Listing ->
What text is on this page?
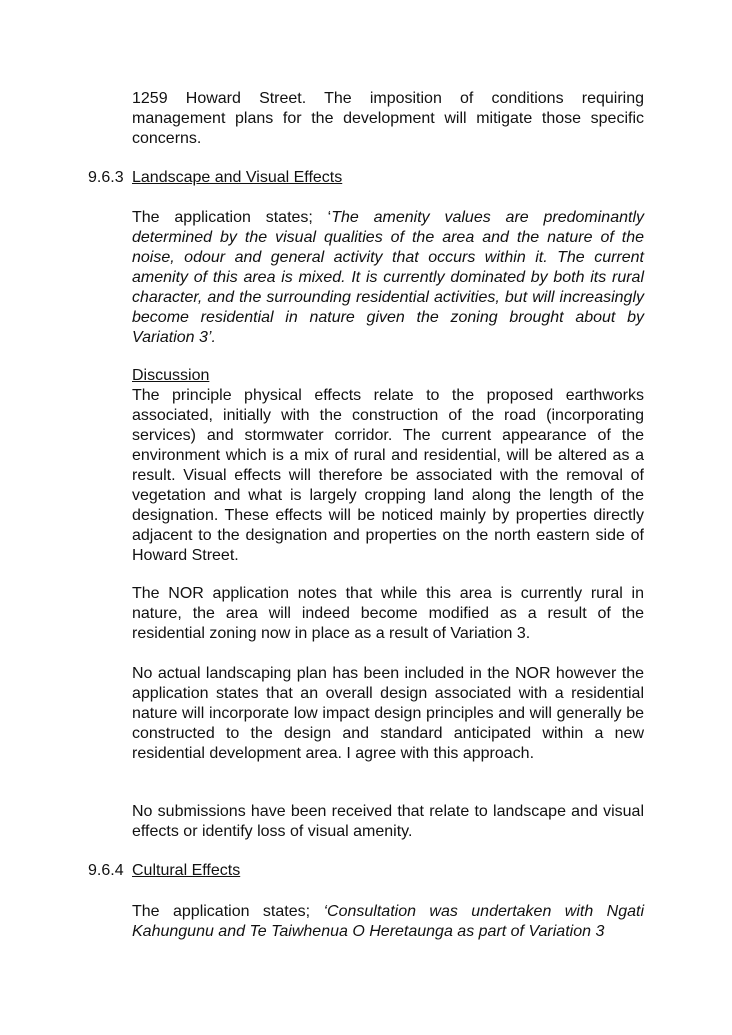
1259 Howard Street. The imposition of conditions requiring

management plans for the development will mitigate those specific concerns.

9.6.3 Landscape and Visual Effects

The application states; ‘The amenity values are predominantly determined by the visual qualities of the area and the nature of the noise, odour and general activity that occurs within it. The current amenity of this area is mixed. It is currently dominated by both its rural character, and the surrounding residential activities, but will increasingly become residential in nature given the zoning brought about by Variation 3’.

Discussion

The principle physical effects relate to the proposed earthworks associated, initially with the construction of the road (incorporating services) and stormwater corridor. The current appearance of the environment which is a mix of rural and residential, will be altered as a result. Visual effects will therefore be associated with the removal of vegetation and what is largely cropping land along the length of the designation. These effects will be noticed mainly by properties directly adjacent to the designation and properties on the north eastern side of Howard Street.

The NOR application notes that while this area is currently rural in nature, the area will indeed become modified as a result of the residential zoning now in place as a result of Variation 3.

No actual landscaping plan has been included in the NOR however the application states that an overall design associated with a residential nature will incorporate low impact design principles and will generally be constructed to the design and standard anticipated within a new residential development area. I agree with this approach.

No submissions have been received that relate to landscape and visual effects or identify loss of visual amenity.

9.6.4 Cultural Effects

The application states; ‘Consultation was undertaken with Ngati Kahungunu and Te Taiwhenua O Heretaunga as part of Variation 3
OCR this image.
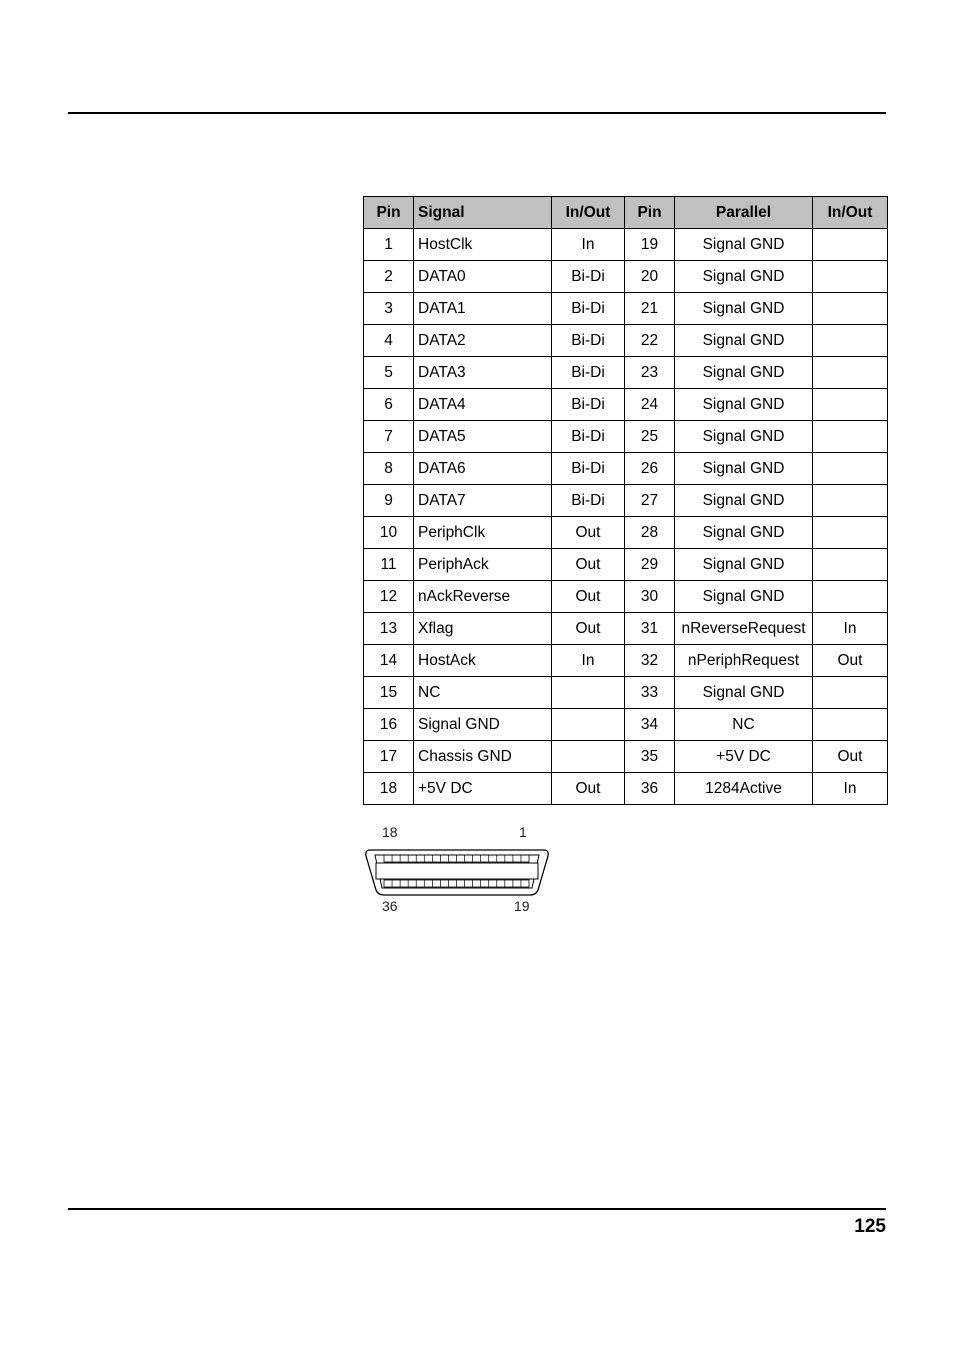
Pin	Signal	In/Out	Pin	Parallel	In/Out
1	HostClk	In	19	Signal GND	
2	DATA0	Bi-Di	20	Signal GND	
3	DATA1	Bi-Di	21	Signal GND	
4	DATA2	Bi-Di	22	Signal GND	
5	DATA3	Bi-Di	23	Signal GND	
6	DATA4	Bi-Di	24	Signal GND	
7	DATA5	Bi-Di	25	Signal GND	
8	DATA6	Bi-Di	26	Signal GND	
9	DATA7	Bi-Di	27	Signal GND	
10	PeriphClk	Out	28	Signal GND	
11	PeriphAck	Out	29	Signal GND	
12	nAckReverse	Out	30	Signal GND	
13	Xflag	Out	31	nReverseRequest	In
14	HostAck	In	32	nPeriphRequest	Out
15	NC		33	Signal GND	
16	Signal GND		34	NC	
17	Chassis GND		35	+5V DC	Out
18	+5V DC	Out	36	1284Active	In
18	1
36	19
125
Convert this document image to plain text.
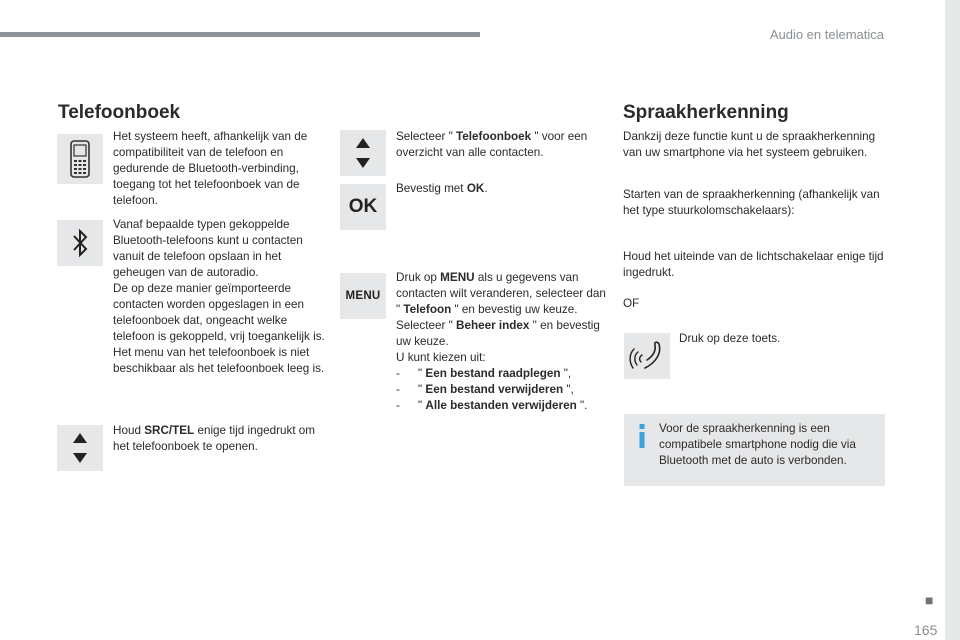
Audio en telematica
■
165
Telefoonboek

Het systeem heeft, afhankelijk van de compatibiliteit van de telefoon en gedurende de Bluetooth-verbinding, toegang tot het telefoonboek van de telefoon.

Vanaf bepaalde typen gekoppelde Bluetooth-telefoons kunt u contacten vanuit de telefoon opslaan in het geheugen van de autoradio.

De op deze manier geïmporteerde contacten worden opgeslagen in een telefoonboek dat, ongeacht welke telefoon is gekoppeld, vrij toegankelijk is.

Het menu van het telefoonboek is niet beschikbaar als het telefoonboek leeg is.

Houd SRC/TEL enige tijd ingedrukt om het telefoonboek te openen.

Selecteer " Telefoonboek " voor een overzicht van alle contacten.

OK

Bevestig met OK.

MENU

Druk op MENU als u gegevens van contacten wilt veranderen, selecteer dan " Telefoon " en bevestig uw keuze.

Selecteer " Beheer index " en bevestig uw keuze.

U kunt kiezen uit:

-	" Een bestand raadplegen ",
-	" Een bestand verwijderen ",
-	" Alle bestanden verwijderen ".
Spraakherkenning

Dankzij deze functie kunt u de spraakherkenning van uw smartphone via het systeem gebruiken.

Starten van de spraakherkenning (afhankelijk van het type stuurkolomschakelaars):

Houd het uiteinde van de lichtschakelaar enige tijd ingedrukt.

OF
Druk op deze toets.
Voor de spraakherkenning is een compatibele smartphone nodig die via Bluetooth met de auto is verbonden.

Objective ->
Print exactly the span of lines that begins with the line containing "Convert this document image to plain text." and ends with the last line of the listing, with no pictures.

Result of the exercise ->
Convert this document image to plain text.
Audio en telematica
■
165
Telefoonboek

Het systeem heeft, afhankelijk van de compatibiliteit van de telefoon en gedurende de Bluetooth-verbinding, toegang tot het telefoonboek van de telefoon.

Vanaf bepaalde typen gekoppelde Bluetooth-telefoons kunt u contacten vanuit de telefoon opslaan in het geheugen van de autoradio.

De op deze manier geïmporteerde contacten worden opgeslagen in een telefoonboek dat, ongeacht welke telefoon is gekoppeld, vrij toegankelijk is.

Het menu van het telefoonboek is niet beschikbaar als het telefoonboek leeg is.

Houd SRC/TEL enige tijd ingedrukt om het telefoonboek te openen.

Selecteer " Telefoonboek " voor een overzicht van alle contacten.

OK

Bevestig met OK.

MENU

Druk op MENU als u gegevens van contacten wilt veranderen, selecteer dan " Telefoon " en bevestig uw keuze.

Selecteer " Beheer index " en bevestig uw keuze.

U kunt kiezen uit:

-	" Een bestand raadplegen ",
-	" Een bestand verwijderen ",
-	" Alle bestanden verwijderen ".
Spraakherkenning

Dankzij deze functie kunt u de spraakherkenning van uw smartphone via het systeem gebruiken.

Starten van de spraakherkenning (afhankelijk van het type stuurkolomschakelaars):

Houd het uiteinde van de lichtschakelaar enige tijd ingedrukt.

OF
Druk op deze toets.
Voor de spraakherkenning is een compatibele smartphone nodig die via Bluetooth met de auto is verbonden.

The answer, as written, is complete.